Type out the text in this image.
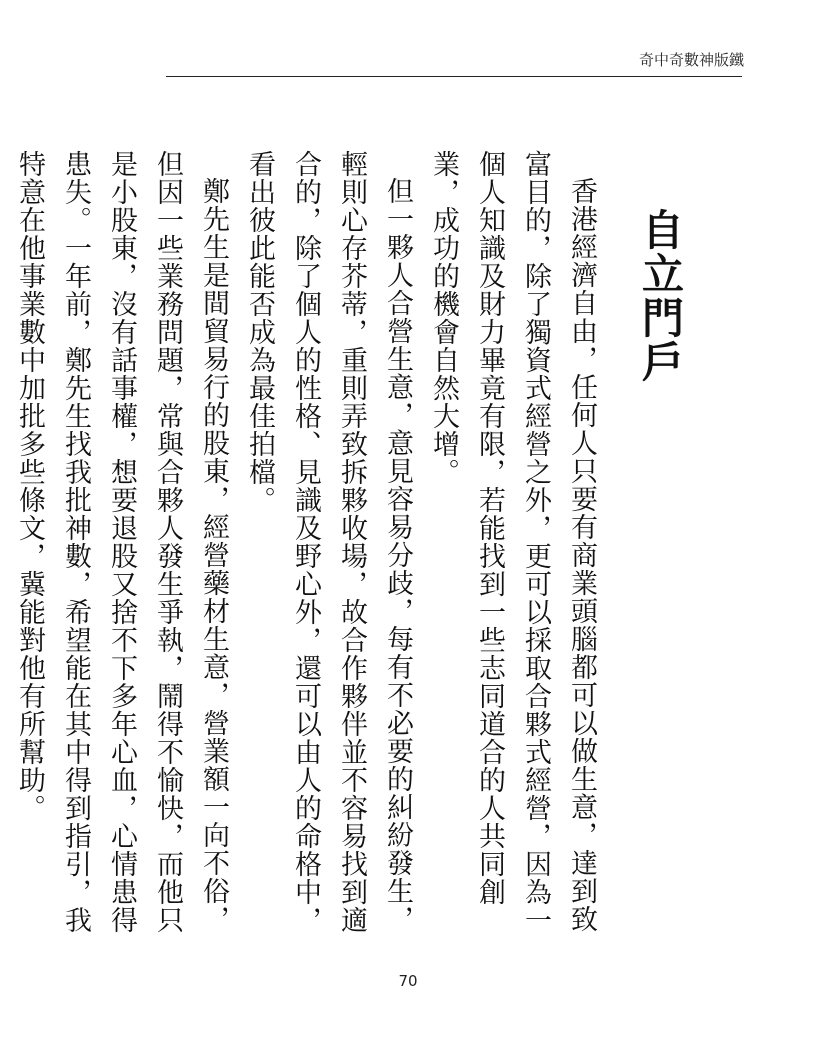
奇中奇數神版鐵
自立門戶

香港經濟自由，任何人只要有商業頭腦都可以做生意，達到致富目的，除了獨資式經營之外，更可以採取合夥式經營，因為一個人知識及財力畢竟有限，若能找到一些志同道合的人共同創業，成功的機會自然大增。

但一夥人合營生意，意見容易分歧，每有不必要的糾紛發生，輕則心存芥蒂，重則弄致拆夥收場，故合作夥伴並不容易找到適合的，除了個人的性格、見識及野心外，還可以由人的命格中，看出彼此能否成為最佳拍檔。

鄭先生是間貿易行的股東，經營藥材生意，營業額一向不俗，但因一些業務問題，常與合夥人發生爭執，鬧得不愉快，而他只是小股東，沒有話事權，想要退股又捨不下多年心血，心情患得患失。一年前，鄭先生找我批神數，希望能在其中得到指引，我特意在他事業數中加批多些條文，冀能對他有所幫助。

70
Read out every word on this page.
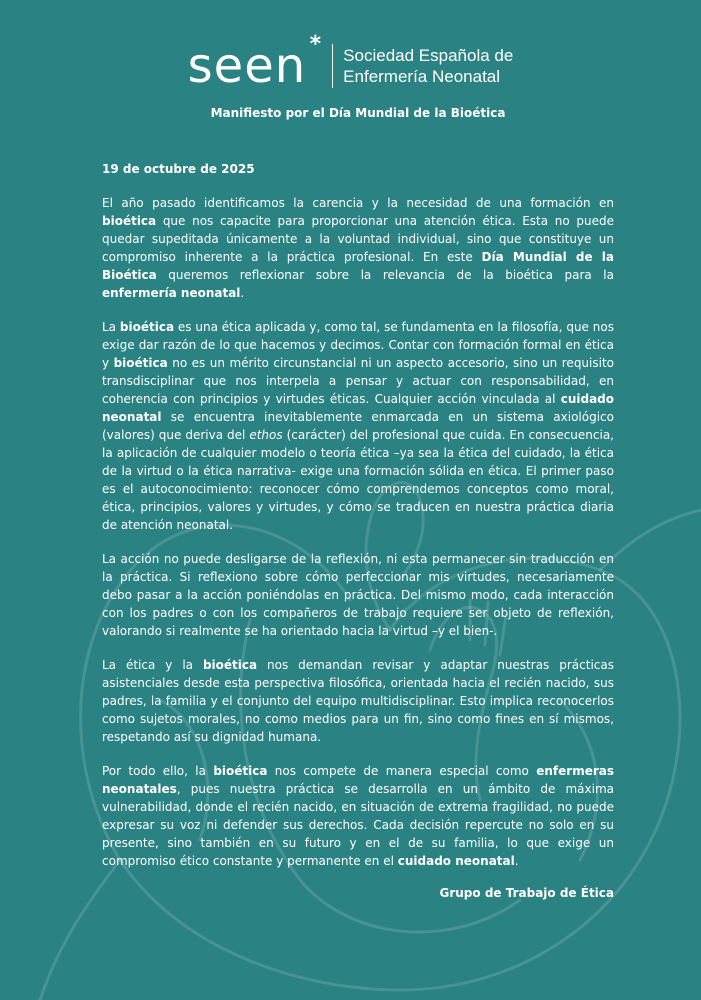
seen * Sociedad Española de
Enfermería Neonatal
Manifiesto por el Día Mundial de la Bioética
19 de octubre de 2025

El año pasado identificamos la carencia y la necesidad de una formación en bioética que nos capacite para proporcionar una atención ética. Esta no puede quedar supeditada únicamente a la voluntad individual, sino que constituye un compromiso inherente a la práctica profesional. En este Día Mundial de la Bioética queremos reflexionar sobre la relevancia de la bioética para la enfermería neonatal.

La bioética es una ética aplicada y, como tal, se fundamenta en la filosofía, que nos exige dar razón de lo que hacemos y decimos. Contar con formación formal en ética y bioética no es un mérito circunstancial ni un aspecto accesorio, sino un requisito transdisciplinar que nos interpela a pensar y actuar con responsabilidad, en coherencia con principios y virtudes éticas. Cualquier acción vinculada al cuidado neonatal se encuentra inevitablemente enmarcada en un sistema axiológico (valores) que deriva del ethos (carácter) del profesional que cuida. En consecuencia, la aplicación de cualquier modelo o teoría ética –ya sea la ética del cuidado, la ética de la virtud o la ética narrativa- exige una formación sólida en ética. El primer paso es el autoconocimiento: reconocer cómo comprendemos conceptos como moral, ética, principios, valores y virtudes, y cómo se traducen en nuestra práctica diaria de atención neonatal.

La acción no puede desligarse de la reflexión, ni esta permanecer sin traducción en la práctica. Si reflexiono sobre cómo perfeccionar mis virtudes, necesariamente debo pasar a la acción poniéndolas en práctica. Del mismo modo, cada interacción con los padres o con los compañeros de trabajo requiere ser objeto de reflexión, valorando si realmente se ha orientado hacia la virtud –y el bien-.

La ética y la bioética nos demandan revisar y adaptar nuestras prácticas asistenciales desde esta perspectiva filosófica, orientada hacia el recién nacido, sus padres, la familia y el conjunto del equipo multidisciplinar. Esto implica reconocerlos como sujetos morales, no como medios para un fin, sino como fines en sí mismos, respetando así su dignidad humana.

Por todo ello, la bioética nos compete de manera especial como enfermeras neonatales, pues nuestra práctica se desarrolla en un ámbito de máxima vulnerabilidad, donde el recién nacido, en situación de extrema fragilidad, no puede expresar su voz ni defender sus derechos. Cada decisión repercute no solo en su presente, sino también en su futuro y en el de su familia, lo que exige un compromiso ético constante y permanente en el cuidado neonatal.

Grupo de Trabajo de Ética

_Problem to work on_: Reproduce all of the data exactly, omitting each picture it holds.

_Final result_:
Type out the text in this image.
奇中奇數神版鐵
自立門戶

香港經濟自由，任何人只要有商業頭腦都可以做生意，達到致富目的，除了獨資式經營之外，更可以採取合夥式經營，因為一個人知識及財力畢竟有限，若能找到一些志同道合的人共同創業，成功的機會自然大增。

但一夥人合營生意，意見容易分歧，每有不必要的糾紛發生，輕則心存芥蒂，重則弄致拆夥收場，故合作夥伴並不容易找到適合的，除了個人的性格、見識及野心外，還可以由人的命格中，看出彼此能否成為最佳拍檔。

鄭先生是間貿易行的股東，經營藥材生意，營業額一向不俗，但因一些業務問題，常與合夥人發生爭執，鬧得不愉快，而他只是小股東，沒有話事權，想要退股又捨不下多年心血，心情患得患失。一年前，鄭先生找我批神數，希望能在其中得到指引，我特意在他事業數中加批多些條文，冀能對他有所幫助。

70
Read out every word on this page.
seen * Sociedad Española de
Enfermería Neonatal
Manifiesto por el Día Mundial de la Bioética
19 de octubre de 2025

El año pasado identificamos la carencia y la necesidad de una formación en bioética que nos capacite para proporcionar una atención ética. Esta no puede quedar supeditada únicamente a la voluntad individual, sino que constituye un compromiso inherente a la práctica profesional. En este Día Mundial de la Bioética queremos reflexionar sobre la relevancia de la bioética para la enfermería neonatal.

La bioética es una ética aplicada y, como tal, se fundamenta en la filosofía, que nos exige dar razón de lo que hacemos y decimos. Contar con formación formal en ética y bioética no es un mérito circunstancial ni un aspecto accesorio, sino un requisito transdisciplinar que nos interpela a pensar y actuar con responsabilidad, en coherencia con principios y virtudes éticas. Cualquier acción vinculada al cuidado neonatal se encuentra inevitablemente enmarcada en un sistema axiológico (valores) que deriva del ethos (carácter) del profesional que cuida. En consecuencia, la aplicación de cualquier modelo o teoría ética –ya sea la ética del cuidado, la ética de la virtud o la ética narrativa- exige una formación sólida en ética. El primer paso es el autoconocimiento: reconocer cómo comprendemos conceptos como moral, ética, principios, valores y virtudes, y cómo se traducen en nuestra práctica diaria de atención neonatal.

La acción no puede desligarse de la reflexión, ni esta permanecer sin traducción en la práctica. Si reflexiono sobre cómo perfeccionar mis virtudes, necesariamente debo pasar a la acción poniéndolas en práctica. Del mismo modo, cada interacción con los padres o con los compañeros de trabajo requiere ser objeto de reflexión, valorando si realmente se ha orientado hacia la virtud –y el bien-.

La ética y la bioética nos demandan revisar y adaptar nuestras prácticas asistenciales desde esta perspectiva filosófica, orientada hacia el recién nacido, sus padres, la familia y el conjunto del equipo multidisciplinar. Esto implica reconocerlos como sujetos morales, no como medios para un fin, sino como fines en sí mismos, respetando así su dignidad humana.

Por todo ello, la bioética nos compete de manera especial como enfermeras neonatales, pues nuestra práctica se desarrolla en un ámbito de máxima vulnerabilidad, donde el recién nacido, en situación de extrema fragilidad, no puede expresar su voz ni defender sus derechos. Cada decisión repercute no solo en su presente, sino también en su futuro y en el de su familia, lo que exige un compromiso ético constante y permanente en el cuidado neonatal.

Grupo de Trabajo de Ética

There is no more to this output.